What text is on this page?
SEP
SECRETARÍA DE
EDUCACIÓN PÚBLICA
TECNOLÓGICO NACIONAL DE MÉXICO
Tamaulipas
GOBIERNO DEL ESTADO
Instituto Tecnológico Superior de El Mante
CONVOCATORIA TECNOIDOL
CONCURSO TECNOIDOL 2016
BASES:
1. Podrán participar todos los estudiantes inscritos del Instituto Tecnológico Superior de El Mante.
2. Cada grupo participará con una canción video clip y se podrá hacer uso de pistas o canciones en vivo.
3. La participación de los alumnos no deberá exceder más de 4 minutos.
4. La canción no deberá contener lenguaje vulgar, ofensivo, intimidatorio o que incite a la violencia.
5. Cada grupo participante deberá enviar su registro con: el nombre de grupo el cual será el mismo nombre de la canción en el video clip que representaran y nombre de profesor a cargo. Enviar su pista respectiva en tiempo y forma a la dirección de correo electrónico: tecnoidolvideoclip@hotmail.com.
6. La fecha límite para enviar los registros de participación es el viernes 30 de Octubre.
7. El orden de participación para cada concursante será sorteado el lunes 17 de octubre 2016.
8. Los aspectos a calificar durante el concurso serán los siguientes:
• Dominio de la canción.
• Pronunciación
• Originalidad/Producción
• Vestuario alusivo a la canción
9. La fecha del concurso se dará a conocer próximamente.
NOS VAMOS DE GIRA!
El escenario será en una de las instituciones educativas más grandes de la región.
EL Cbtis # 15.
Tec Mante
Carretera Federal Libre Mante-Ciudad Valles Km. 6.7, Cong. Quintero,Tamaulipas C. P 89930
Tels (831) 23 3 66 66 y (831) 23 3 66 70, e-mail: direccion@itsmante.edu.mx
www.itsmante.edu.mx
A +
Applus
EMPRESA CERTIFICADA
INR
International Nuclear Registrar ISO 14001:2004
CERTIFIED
===============
> [INSTRUCTION]: Transcribe each entry precisely, missing none.

> [FINISHED ANSWER]:
What text is on this page?
SEP
SECRETARÍA DE
EDUCACIÓN PÚBLICA
TECNOLÓGICO NACIONAL DE MÉXICO
Tamaulipas
GOBIERNO DEL ESTADO
Instituto Tecnológico Superior de El Mante
CONVOCATORIA TECNOIDOL
CONCURSO TECNOIDOL 2016
BASES:
1. Podrán participar todos los estudiantes inscritos del Instituto Tecnológico Superior de El Mante.
2. Cada grupo participará con una canción video clip y se podrá hacer uso de pistas o canciones en vivo.
3. La participación de los alumnos no deberá exceder más de 4 minutos.
4. La canción no deberá contener lenguaje vulgar, ofensivo, intimidatorio o que incite a la violencia.
5. Cada grupo participante deberá enviar su registro con: el nombre de grupo el cual será el mismo nombre de la canción en el video clip que representaran y nombre de profesor a cargo. Enviar su pista respectiva en tiempo y forma a la dirección de correo electrónico: tecnoidolvideoclip@hotmail.com.
6. La fecha límite para enviar los registros de participación es el viernes 30 de Octubre.
7. El orden de participación para cada concursante será sorteado el lunes 17 de octubre 2016.
8. Los aspectos a calificar durante el concurso serán los siguientes:
• Dominio de la canción.
• Pronunciación
• Originalidad/Producción
• Vestuario alusivo a la canción
9. La fecha del concurso se dará a conocer próximamente.
NOS VAMOS DE GIRA!
El escenario será en una de las instituciones educativas más grandes de la región.
EL Cbtis # 15.
Tec Mante
Carretera Federal Libre Mante-Ciudad Valles Km. 6.7, Cong. Quintero,Tamaulipas C. P 89930
Tels (831) 23 3 66 66 y (831) 23 3 66 70, e-mail: direccion@itsmante.edu.mx
www.itsmante.edu.mx
A +
Applus
EMPRESA CERTIFICADA
INR
International Nuclear Registrar ISO 14001:2004
CERTIFIED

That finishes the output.